### Layout element annotations
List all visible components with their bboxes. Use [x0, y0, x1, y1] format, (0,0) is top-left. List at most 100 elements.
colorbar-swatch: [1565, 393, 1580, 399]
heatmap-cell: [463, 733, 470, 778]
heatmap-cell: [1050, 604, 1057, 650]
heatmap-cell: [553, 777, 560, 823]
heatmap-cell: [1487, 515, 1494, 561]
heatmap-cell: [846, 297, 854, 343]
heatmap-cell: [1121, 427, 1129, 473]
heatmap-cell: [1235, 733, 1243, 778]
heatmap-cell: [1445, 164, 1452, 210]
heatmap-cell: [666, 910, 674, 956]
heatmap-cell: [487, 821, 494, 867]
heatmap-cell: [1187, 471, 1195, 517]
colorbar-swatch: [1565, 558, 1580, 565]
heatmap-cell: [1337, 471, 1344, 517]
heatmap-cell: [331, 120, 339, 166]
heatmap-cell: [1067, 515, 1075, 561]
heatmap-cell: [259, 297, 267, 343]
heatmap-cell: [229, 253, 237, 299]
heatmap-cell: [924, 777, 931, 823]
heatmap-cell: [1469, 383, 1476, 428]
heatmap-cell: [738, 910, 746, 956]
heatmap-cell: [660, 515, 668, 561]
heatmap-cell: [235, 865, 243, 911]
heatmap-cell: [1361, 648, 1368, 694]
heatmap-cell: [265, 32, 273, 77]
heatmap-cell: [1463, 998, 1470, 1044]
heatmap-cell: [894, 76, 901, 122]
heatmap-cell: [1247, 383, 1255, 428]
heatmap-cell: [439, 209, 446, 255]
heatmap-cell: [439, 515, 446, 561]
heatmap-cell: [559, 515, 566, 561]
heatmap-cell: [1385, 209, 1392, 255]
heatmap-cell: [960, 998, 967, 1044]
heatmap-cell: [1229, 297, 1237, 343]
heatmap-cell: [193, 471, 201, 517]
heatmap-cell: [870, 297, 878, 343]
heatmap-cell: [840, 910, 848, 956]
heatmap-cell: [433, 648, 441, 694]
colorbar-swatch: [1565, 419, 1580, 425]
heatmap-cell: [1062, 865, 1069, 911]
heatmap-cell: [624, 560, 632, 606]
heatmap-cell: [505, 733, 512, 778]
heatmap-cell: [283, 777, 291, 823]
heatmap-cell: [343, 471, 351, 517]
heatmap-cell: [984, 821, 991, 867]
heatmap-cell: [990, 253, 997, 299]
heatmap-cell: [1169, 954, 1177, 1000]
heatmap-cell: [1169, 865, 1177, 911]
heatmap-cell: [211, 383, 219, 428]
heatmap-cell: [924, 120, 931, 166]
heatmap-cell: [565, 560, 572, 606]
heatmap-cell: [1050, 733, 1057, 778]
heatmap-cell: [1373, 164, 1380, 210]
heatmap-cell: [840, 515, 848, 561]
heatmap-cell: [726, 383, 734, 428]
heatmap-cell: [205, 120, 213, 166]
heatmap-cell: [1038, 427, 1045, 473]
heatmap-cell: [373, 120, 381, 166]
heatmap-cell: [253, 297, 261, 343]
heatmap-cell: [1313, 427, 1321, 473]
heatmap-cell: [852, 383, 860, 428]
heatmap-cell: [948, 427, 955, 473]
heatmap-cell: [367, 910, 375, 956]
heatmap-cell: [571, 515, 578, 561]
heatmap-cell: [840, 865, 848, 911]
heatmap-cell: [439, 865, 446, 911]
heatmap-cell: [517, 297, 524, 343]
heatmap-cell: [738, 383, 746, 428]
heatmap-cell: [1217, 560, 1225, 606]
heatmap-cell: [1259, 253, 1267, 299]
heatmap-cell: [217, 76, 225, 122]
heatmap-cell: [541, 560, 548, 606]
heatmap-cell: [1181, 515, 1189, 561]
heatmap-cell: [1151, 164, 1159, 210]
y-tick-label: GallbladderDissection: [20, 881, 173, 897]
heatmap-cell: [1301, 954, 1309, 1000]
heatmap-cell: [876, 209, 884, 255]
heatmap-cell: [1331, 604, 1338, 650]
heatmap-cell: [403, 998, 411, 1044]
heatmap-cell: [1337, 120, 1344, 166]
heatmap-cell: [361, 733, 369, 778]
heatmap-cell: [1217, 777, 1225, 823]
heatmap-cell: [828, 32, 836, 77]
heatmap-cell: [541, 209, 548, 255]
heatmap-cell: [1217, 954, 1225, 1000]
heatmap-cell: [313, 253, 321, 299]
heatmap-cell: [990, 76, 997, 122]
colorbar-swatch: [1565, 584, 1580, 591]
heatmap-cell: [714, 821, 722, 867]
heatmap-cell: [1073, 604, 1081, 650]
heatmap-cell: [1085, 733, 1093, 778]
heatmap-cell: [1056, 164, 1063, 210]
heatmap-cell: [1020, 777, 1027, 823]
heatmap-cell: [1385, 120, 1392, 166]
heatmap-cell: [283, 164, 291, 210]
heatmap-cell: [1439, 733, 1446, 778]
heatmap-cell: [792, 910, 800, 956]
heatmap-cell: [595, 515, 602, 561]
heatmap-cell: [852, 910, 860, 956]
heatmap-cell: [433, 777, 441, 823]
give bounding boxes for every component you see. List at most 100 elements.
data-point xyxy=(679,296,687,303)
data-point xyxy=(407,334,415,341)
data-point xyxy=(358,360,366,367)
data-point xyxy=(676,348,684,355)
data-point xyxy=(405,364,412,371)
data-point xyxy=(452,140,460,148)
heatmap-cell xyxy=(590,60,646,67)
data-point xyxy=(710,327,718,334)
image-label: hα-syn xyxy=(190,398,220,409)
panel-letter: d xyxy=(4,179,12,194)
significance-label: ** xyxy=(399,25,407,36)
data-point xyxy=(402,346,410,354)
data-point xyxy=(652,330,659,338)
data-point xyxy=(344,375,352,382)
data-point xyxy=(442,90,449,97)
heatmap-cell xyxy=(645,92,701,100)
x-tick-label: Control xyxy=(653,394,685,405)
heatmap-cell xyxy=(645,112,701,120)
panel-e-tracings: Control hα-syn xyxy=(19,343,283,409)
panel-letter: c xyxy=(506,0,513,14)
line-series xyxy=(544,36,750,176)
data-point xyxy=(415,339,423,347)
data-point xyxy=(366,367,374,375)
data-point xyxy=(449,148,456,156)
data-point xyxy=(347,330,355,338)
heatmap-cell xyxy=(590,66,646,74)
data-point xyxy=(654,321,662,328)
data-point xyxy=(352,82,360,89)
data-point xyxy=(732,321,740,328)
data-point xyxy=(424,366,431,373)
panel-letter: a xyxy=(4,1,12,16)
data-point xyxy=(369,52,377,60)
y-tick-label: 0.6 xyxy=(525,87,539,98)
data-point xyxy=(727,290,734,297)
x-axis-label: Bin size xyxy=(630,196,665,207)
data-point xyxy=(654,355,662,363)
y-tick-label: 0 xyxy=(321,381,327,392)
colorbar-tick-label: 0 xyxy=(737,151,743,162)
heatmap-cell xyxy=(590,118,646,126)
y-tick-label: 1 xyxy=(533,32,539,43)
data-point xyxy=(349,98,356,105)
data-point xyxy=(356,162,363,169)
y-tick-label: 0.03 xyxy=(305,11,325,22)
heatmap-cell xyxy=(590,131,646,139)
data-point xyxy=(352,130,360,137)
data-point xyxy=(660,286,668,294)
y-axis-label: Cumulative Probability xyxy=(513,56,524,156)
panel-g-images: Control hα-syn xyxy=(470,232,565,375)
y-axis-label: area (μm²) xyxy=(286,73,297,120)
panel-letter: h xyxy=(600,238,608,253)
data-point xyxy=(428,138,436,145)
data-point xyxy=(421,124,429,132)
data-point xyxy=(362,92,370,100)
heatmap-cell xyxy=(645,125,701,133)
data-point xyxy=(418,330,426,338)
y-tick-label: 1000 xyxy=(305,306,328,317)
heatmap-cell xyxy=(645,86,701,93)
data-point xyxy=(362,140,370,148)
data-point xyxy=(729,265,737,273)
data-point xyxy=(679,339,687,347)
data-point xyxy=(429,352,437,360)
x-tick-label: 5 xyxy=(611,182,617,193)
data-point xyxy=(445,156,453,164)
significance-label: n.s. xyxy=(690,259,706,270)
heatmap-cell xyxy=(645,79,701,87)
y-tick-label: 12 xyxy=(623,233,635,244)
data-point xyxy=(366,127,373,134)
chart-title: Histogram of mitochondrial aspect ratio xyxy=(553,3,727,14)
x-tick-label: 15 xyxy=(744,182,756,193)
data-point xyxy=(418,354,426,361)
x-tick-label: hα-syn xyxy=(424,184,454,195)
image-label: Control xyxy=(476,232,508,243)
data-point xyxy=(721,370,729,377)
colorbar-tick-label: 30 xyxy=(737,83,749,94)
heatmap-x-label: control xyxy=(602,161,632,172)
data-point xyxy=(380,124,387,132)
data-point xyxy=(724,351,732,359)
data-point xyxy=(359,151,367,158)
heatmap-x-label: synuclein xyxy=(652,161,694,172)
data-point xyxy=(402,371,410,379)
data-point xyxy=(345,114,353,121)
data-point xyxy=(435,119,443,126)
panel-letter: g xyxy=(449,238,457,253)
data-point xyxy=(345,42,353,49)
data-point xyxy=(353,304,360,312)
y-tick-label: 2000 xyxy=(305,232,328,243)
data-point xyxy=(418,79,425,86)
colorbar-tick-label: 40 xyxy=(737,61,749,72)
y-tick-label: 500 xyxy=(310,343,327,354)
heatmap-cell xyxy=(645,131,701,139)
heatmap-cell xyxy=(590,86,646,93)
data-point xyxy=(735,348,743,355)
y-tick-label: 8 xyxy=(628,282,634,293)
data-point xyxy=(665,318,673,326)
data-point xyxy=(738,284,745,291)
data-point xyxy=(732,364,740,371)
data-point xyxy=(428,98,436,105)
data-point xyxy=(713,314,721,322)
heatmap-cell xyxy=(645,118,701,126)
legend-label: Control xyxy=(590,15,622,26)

### BRIEF
Copy the entries from the first line through the line containing "colorbar-swatch: [1565, 419, 1580, 425]", replacing every "heatmap-cell" with "grid-cell" and leaving everything else the same.

### RESPONSE TO THIS EXERCISE
List all visible components with their bboxes. Use [x0, y0, x1, y1] format, (0,0) is top-left. List at most 100 elements.
colorbar-swatch: [1565, 393, 1580, 399]
grid-cell: [463, 733, 470, 778]
grid-cell: [1050, 604, 1057, 650]
grid-cell: [553, 777, 560, 823]
grid-cell: [1487, 515, 1494, 561]
grid-cell: [846, 297, 854, 343]
grid-cell: [1121, 427, 1129, 473]
grid-cell: [1235, 733, 1243, 778]
grid-cell: [1445, 164, 1452, 210]
grid-cell: [666, 910, 674, 956]
grid-cell: [487, 821, 494, 867]
grid-cell: [1187, 471, 1195, 517]
colorbar-swatch: [1565, 558, 1580, 565]
grid-cell: [1337, 471, 1344, 517]
grid-cell: [331, 120, 339, 166]
grid-cell: [1067, 515, 1075, 561]
grid-cell: [259, 297, 267, 343]
grid-cell: [229, 253, 237, 299]
grid-cell: [924, 777, 931, 823]
grid-cell: [1469, 383, 1476, 428]
grid-cell: [738, 910, 746, 956]
grid-cell: [660, 515, 668, 561]
grid-cell: [235, 865, 243, 911]
grid-cell: [1361, 648, 1368, 694]
grid-cell: [265, 32, 273, 77]
grid-cell: [1463, 998, 1470, 1044]
grid-cell: [894, 76, 901, 122]
grid-cell: [1247, 383, 1255, 428]
grid-cell: [439, 209, 446, 255]
grid-cell: [439, 515, 446, 561]
grid-cell: [559, 515, 566, 561]
grid-cell: [1385, 209, 1392, 255]
grid-cell: [960, 998, 967, 1044]
grid-cell: [1229, 297, 1237, 343]
grid-cell: [193, 471, 201, 517]
grid-cell: [870, 297, 878, 343]
grid-cell: [840, 910, 848, 956]
grid-cell: [433, 648, 441, 694]
colorbar-swatch: [1565, 419, 1580, 425]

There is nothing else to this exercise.